___ RECORDS TO USE ___

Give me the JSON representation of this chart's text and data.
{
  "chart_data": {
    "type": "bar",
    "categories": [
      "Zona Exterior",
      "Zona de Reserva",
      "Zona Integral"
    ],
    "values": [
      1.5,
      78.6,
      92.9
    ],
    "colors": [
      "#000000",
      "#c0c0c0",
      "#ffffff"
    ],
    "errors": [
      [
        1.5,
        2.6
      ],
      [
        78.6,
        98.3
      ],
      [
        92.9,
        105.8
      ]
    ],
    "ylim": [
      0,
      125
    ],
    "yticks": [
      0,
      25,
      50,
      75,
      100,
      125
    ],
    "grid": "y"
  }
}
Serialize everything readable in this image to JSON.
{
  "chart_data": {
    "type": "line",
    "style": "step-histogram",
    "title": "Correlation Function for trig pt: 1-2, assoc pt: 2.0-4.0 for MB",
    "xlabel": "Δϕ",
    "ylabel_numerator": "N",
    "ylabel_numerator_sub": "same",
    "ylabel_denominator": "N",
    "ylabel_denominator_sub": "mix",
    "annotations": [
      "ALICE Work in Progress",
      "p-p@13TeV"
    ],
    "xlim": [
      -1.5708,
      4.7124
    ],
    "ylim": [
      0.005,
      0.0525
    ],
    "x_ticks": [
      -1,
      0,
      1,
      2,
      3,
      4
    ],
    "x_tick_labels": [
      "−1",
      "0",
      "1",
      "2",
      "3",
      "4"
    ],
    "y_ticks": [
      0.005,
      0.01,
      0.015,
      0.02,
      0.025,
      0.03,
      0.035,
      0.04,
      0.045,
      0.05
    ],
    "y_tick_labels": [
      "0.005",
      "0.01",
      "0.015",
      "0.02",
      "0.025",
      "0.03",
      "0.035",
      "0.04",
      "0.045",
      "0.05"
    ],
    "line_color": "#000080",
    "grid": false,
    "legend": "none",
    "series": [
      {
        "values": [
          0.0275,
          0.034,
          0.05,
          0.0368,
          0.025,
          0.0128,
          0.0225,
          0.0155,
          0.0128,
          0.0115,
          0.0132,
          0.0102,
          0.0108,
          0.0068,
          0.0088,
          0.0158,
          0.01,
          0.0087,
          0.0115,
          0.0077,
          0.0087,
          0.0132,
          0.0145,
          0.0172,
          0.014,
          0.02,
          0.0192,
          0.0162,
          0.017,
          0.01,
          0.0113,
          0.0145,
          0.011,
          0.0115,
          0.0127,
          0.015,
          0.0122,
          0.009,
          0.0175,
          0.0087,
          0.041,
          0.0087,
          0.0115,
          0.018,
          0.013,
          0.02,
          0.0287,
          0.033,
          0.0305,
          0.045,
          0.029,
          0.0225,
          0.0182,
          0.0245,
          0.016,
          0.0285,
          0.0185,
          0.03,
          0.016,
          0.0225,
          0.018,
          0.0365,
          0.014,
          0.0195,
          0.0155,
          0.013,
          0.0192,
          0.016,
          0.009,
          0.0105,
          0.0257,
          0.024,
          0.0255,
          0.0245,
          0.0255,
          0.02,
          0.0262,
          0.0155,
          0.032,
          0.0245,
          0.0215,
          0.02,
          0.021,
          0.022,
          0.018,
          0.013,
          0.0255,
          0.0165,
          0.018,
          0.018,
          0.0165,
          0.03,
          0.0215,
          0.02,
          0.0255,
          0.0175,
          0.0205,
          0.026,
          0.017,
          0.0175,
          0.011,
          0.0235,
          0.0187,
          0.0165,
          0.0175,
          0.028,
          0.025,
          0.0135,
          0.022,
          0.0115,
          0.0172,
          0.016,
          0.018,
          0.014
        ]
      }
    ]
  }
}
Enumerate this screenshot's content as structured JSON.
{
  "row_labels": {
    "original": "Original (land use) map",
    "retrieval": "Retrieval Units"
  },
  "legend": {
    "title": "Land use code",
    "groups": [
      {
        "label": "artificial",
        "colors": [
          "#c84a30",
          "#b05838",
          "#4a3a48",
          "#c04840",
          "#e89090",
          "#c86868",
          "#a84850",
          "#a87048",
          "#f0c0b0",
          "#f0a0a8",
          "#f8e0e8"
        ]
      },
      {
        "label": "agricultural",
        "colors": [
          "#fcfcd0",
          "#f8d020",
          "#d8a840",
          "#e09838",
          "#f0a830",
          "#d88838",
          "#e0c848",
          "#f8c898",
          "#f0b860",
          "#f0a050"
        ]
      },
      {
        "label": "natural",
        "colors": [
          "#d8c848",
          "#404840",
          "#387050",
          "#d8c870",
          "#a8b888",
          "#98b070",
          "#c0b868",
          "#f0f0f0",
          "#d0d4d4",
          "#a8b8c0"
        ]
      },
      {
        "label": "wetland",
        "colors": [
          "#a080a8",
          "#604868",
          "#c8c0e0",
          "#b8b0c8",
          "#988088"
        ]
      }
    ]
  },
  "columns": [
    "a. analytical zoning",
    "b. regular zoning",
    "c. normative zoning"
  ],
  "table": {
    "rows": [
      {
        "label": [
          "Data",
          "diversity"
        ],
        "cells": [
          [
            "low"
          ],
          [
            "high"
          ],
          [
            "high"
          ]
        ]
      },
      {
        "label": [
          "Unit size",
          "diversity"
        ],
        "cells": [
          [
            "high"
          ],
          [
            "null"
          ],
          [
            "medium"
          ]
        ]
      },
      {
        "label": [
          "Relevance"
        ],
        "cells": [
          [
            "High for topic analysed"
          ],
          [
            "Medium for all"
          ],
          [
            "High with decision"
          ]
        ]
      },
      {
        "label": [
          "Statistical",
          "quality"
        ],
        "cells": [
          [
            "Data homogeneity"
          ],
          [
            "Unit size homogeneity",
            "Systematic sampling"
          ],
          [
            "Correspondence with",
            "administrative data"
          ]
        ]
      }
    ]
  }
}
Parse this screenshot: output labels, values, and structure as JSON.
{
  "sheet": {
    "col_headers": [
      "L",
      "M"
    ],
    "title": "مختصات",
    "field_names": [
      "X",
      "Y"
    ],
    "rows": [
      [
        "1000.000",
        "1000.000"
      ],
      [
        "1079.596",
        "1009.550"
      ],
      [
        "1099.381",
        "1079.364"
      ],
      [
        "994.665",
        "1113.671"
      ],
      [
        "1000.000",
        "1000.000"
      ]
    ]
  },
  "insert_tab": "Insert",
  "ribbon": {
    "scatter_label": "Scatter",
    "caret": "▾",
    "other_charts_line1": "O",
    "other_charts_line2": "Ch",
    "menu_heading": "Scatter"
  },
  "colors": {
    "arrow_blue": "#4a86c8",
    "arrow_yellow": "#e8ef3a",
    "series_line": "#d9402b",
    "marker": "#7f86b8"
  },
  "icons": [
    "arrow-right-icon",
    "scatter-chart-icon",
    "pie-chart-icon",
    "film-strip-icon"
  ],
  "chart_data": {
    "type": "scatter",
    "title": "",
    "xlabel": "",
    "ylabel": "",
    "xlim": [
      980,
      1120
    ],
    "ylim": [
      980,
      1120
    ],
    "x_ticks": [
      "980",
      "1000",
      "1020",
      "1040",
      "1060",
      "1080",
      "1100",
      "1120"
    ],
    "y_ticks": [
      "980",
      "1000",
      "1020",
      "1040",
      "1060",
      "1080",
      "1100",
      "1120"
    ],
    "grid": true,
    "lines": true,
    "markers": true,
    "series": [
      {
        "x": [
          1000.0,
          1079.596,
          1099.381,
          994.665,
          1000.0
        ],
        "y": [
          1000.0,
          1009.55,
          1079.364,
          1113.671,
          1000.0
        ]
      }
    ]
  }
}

___

§ STATED TASK
Every record above must be duplicated exactly.

§ SOLVED PROBLEM
Give me the JSON representation of this chart's text and data.
{
  "chart_data": {
    "type": "bar",
    "categories": [
      "Zona Exterior",
      "Zona de Reserva",
      "Zona Integral"
    ],
    "values": [
      1.5,
      78.6,
      92.9
    ],
    "colors": [
      "#000000",
      "#c0c0c0",
      "#ffffff"
    ],
    "errors": [
      [
        1.5,
        2.6
      ],
      [
        78.6,
        98.3
      ],
      [
        92.9,
        105.8
      ]
    ],
    "ylim": [
      0,
      125
    ],
    "yticks": [
      0,
      25,
      50,
      75,
      100,
      125
    ],
    "grid": "y"
  }
}
Serialize everything readable in this image to JSON.
{
  "chart_data": {
    "type": "line",
    "style": "step-histogram",
    "title": "Correlation Function for trig pt: 1-2, assoc pt: 2.0-4.0 for MB",
    "xlabel": "Δϕ",
    "ylabel_numerator": "N",
    "ylabel_numerator_sub": "same",
    "ylabel_denominator": "N",
    "ylabel_denominator_sub": "mix",
    "annotations": [
      "ALICE Work in Progress",
      "p-p@13TeV"
    ],
    "xlim": [
      -1.5708,
      4.7124
    ],
    "ylim": [
      0.005,
      0.0525
    ],
    "x_ticks": [
      -1,
      0,
      1,
      2,
      3,
      4
    ],
    "x_tick_labels": [
      "−1",
      "0",
      "1",
      "2",
      "3",
      "4"
    ],
    "y_ticks": [
      0.005,
      0.01,
      0.015,
      0.02,
      0.025,
      0.03,
      0.035,
      0.04,
      0.045,
      0.05
    ],
    "y_tick_labels": [
      "0.005",
      "0.01",
      "0.015",
      "0.02",
      "0.025",
      "0.03",
      "0.035",
      "0.04",
      "0.045",
      "0.05"
    ],
    "line_color": "#000080",
    "grid": false,
    "legend": "none",
    "series": [
      {
        "values": [
          0.0275,
          0.034,
          0.05,
          0.0368,
          0.025,
          0.0128,
          0.0225,
          0.0155,
          0.0128,
          0.0115,
          0.0132,
          0.0102,
          0.0108,
          0.0068,
          0.0088,
          0.0158,
          0.01,
          0.0087,
          0.0115,
          0.0077,
          0.0087,
          0.0132,
          0.0145,
          0.0172,
          0.014,
          0.02,
          0.0192,
          0.0162,
          0.017,
          0.01,
          0.0113,
          0.0145,
          0.011,
          0.0115,
          0.0127,
          0.015,
          0.0122,
          0.009,
          0.0175,
          0.0087,
          0.041,
          0.0087,
          0.0115,
          0.018,
          0.013,
          0.02,
          0.0287,
          0.033,
          0.0305,
          0.045,
          0.029,
          0.0225,
          0.0182,
          0.0245,
          0.016,
          0.0285,
          0.0185,
          0.03,
          0.016,
          0.0225,
          0.018,
          0.0365,
          0.014,
          0.0195,
          0.0155,
          0.013,
          0.0192,
          0.016,
          0.009,
          0.0105,
          0.0257,
          0.024,
          0.0255,
          0.0245,
          0.0255,
          0.02,
          0.0262,
          0.0155,
          0.032,
          0.0245,
          0.0215,
          0.02,
          0.021,
          0.022,
          0.018,
          0.013,
          0.0255,
          0.0165,
          0.018,
          0.018,
          0.0165,
          0.03,
          0.0215,
          0.02,
          0.0255,
          0.0175,
          0.0205,
          0.026,
          0.017,
          0.0175,
          0.011,
          0.0235,
          0.0187,
          0.0165,
          0.0175,
          0.028,
          0.025,
          0.0135,
          0.022,
          0.0115,
          0.0172,
          0.016,
          0.018,
          0.014
        ]
      }
    ]
  }
}
Enumerate this screenshot's content as structured JSON.
{
  "row_labels": {
    "original": "Original (land use) map",
    "retrieval": "Retrieval Units"
  },
  "legend": {
    "title": "Land use code",
    "groups": [
      {
        "label": "artificial",
        "colors": [
          "#c84a30",
          "#b05838",
          "#4a3a48",
          "#c04840",
          "#e89090",
          "#c86868",
          "#a84850",
          "#a87048",
          "#f0c0b0",
          "#f0a0a8",
          "#f8e0e8"
        ]
      },
      {
        "label": "agricultural",
        "colors": [
          "#fcfcd0",
          "#f8d020",
          "#d8a840",
          "#e09838",
          "#f0a830",
          "#d88838",
          "#e0c848",
          "#f8c898",
          "#f0b860",
          "#f0a050"
        ]
      },
      {
        "label": "natural",
        "colors": [
          "#d8c848",
          "#404840",
          "#387050",
          "#d8c870",
          "#a8b888",
          "#98b070",
          "#c0b868",
          "#f0f0f0",
          "#d0d4d4",
          "#a8b8c0"
        ]
      },
      {
        "label": "wetland",
        "colors": [
          "#a080a8",
          "#604868",
          "#c8c0e0",
          "#b8b0c8",
          "#988088"
        ]
      }
    ]
  },
  "columns": [
    "a. analytical zoning",
    "b. regular zoning",
    "c. normative zoning"
  ],
  "table": {
    "rows": [
      {
        "label": [
          "Data",
          "diversity"
        ],
        "cells": [
          [
            "low"
          ],
          [
            "high"
          ],
          [
            "high"
          ]
        ]
      },
      {
        "label": [
          "Unit size",
          "diversity"
        ],
        "cells": [
          [
            "high"
          ],
          [
            "null"
          ],
          [
            "medium"
          ]
        ]
      },
      {
        "label": [
          "Relevance"
        ],
        "cells": [
          [
            "High for topic analysed"
          ],
          [
            "Medium for all"
          ],
          [
            "High with decision"
          ]
        ]
      },
      {
        "label": [
          "Statistical",
          "quality"
        ],
        "cells": [
          [
            "Data homogeneity"
          ],
          [
            "Unit size homogeneity",
            "Systematic sampling"
          ],
          [
            "Correspondence with",
            "administrative data"
          ]
        ]
      }
    ]
  }
}
Parse this screenshot: output labels, values, and structure as JSON.
{
  "sheet": {
    "col_headers": [
      "L",
      "M"
    ],
    "title": "مختصات",
    "field_names": [
      "X",
      "Y"
    ],
    "rows": [
      [
        "1000.000",
        "1000.000"
      ],
      [
        "1079.596",
        "1009.550"
      ],
      [
        "1099.381",
        "1079.364"
      ],
      [
        "994.665",
        "1113.671"
      ],
      [
        "1000.000",
        "1000.000"
      ]
    ]
  },
  "insert_tab": "Insert",
  "ribbon": {
    "scatter_label": "Scatter",
    "caret": "▾",
    "other_charts_line1": "O",
    "other_charts_line2": "Ch",
    "menu_heading": "Scatter"
  },
  "colors": {
    "arrow_blue": "#4a86c8",
    "arrow_yellow": "#e8ef3a",
    "series_line": "#d9402b",
    "marker": "#7f86b8"
  },
  "icons": [
    "arrow-right-icon",
    "scatter-chart-icon",
    "pie-chart-icon",
    "film-strip-icon"
  ],
  "chart_data": {
    "type": "scatter",
    "title": "",
    "xlabel": "",
    "ylabel": "",
    "xlim": [
      980,
      1120
    ],
    "ylim": [
      980,
      1120
    ],
    "x_ticks": [
      "980",
      "1000",
      "1020",
      "1040",
      "1060",
      "1080",
      "1100",
      "1120"
    ],
    "y_ticks": [
      "980",
      "1000",
      "1020",
      "1040",
      "1060",
      "1080",
      "1100",
      "1120"
    ],
    "grid": true,
    "lines": true,
    "markers": true,
    "series": [
      {
        "x": [
          1000.0,
          1079.596,
          1099.381,
          994.665,
          1000.0
        ],
        "y": [
          1000.0,
          1009.55,
          1079.364,
          1113.671,
          1000.0
        ]
      }
    ]
  }
}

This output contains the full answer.